## INSTRUCTIONS FOR THE TASK
Copy out all lines carrying the word "TNFα".

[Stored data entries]
(begin)
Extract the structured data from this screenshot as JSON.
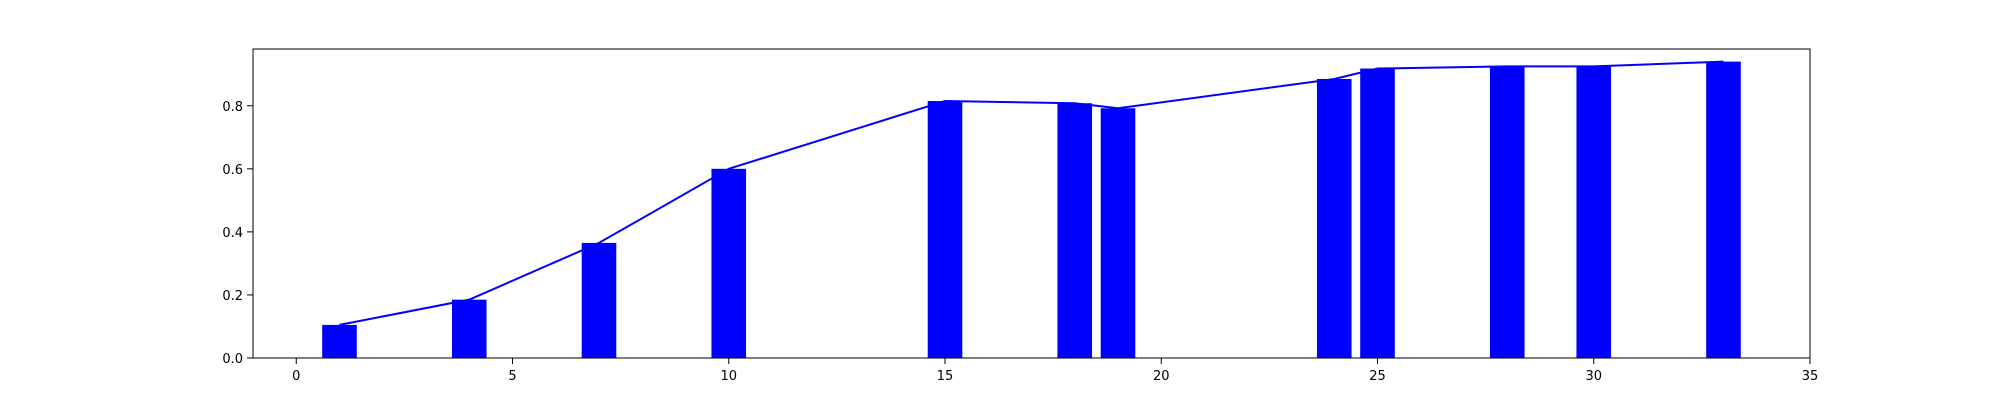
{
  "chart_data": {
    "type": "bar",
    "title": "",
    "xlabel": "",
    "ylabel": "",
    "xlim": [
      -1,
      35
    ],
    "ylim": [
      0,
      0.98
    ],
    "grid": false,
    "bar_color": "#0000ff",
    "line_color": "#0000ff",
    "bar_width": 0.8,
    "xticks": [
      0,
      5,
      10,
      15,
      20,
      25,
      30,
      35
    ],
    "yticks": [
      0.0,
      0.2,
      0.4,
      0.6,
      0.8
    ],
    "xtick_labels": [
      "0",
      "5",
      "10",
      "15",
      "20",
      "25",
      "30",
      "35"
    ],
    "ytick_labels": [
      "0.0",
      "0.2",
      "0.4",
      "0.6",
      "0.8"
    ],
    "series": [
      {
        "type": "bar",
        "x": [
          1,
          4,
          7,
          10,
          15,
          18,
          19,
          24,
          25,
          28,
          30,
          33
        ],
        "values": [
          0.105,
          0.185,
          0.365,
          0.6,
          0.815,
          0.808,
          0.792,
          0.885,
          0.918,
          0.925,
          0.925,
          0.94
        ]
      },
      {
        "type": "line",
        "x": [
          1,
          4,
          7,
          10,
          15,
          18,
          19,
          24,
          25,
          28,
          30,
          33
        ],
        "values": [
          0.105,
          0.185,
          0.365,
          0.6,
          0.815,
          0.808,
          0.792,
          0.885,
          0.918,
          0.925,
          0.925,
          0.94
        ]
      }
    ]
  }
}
(end)
(begin)
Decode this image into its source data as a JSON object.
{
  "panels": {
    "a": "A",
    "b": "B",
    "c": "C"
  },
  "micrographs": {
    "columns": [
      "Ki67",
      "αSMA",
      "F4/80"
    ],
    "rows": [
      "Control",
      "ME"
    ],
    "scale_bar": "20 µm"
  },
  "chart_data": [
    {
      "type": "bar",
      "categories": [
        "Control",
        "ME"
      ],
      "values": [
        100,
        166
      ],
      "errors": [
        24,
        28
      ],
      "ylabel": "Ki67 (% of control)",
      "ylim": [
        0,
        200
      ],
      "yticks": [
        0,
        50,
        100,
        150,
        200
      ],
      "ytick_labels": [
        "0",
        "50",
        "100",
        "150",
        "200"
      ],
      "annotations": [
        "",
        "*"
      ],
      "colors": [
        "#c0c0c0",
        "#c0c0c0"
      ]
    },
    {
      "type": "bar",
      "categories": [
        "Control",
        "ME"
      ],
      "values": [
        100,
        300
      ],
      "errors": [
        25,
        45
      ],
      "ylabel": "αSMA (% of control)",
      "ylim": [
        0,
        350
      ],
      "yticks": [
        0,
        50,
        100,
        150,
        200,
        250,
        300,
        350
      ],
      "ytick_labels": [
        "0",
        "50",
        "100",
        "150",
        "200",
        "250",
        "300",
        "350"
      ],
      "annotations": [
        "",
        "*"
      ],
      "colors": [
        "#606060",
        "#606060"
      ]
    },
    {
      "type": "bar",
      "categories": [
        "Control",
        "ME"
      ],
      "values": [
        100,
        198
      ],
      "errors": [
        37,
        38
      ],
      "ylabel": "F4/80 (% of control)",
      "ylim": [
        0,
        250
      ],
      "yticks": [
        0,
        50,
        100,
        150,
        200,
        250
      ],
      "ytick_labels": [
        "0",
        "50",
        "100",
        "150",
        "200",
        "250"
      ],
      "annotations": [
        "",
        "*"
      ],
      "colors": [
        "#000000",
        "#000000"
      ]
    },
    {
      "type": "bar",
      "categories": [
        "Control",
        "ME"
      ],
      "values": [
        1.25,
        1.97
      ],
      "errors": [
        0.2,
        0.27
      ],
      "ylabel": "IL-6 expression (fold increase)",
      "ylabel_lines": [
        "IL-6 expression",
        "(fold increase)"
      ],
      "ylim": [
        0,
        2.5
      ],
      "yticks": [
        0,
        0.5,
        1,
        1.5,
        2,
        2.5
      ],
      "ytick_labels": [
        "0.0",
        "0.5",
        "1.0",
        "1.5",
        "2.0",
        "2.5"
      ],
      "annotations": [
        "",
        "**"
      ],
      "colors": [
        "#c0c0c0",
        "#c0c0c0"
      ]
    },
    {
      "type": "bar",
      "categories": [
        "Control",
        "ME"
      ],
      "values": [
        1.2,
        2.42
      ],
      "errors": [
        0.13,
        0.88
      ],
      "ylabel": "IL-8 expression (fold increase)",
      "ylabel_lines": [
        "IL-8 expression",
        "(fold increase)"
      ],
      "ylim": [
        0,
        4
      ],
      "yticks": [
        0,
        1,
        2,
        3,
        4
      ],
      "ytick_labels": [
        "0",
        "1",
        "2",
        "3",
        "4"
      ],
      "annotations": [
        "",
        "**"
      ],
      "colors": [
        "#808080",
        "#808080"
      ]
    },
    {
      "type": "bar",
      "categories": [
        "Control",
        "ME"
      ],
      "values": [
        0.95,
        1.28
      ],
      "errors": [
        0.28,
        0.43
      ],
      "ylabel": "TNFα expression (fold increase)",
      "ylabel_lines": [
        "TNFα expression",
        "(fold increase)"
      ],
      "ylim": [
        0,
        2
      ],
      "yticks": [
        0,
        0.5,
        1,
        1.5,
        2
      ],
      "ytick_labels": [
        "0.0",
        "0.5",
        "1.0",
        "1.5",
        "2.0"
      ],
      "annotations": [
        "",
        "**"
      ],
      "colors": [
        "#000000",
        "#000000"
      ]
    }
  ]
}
(end)
## WRITTEN SOLUTION
      "ylabel": "TNFα expression (fold increase)",
        "TNFα expression",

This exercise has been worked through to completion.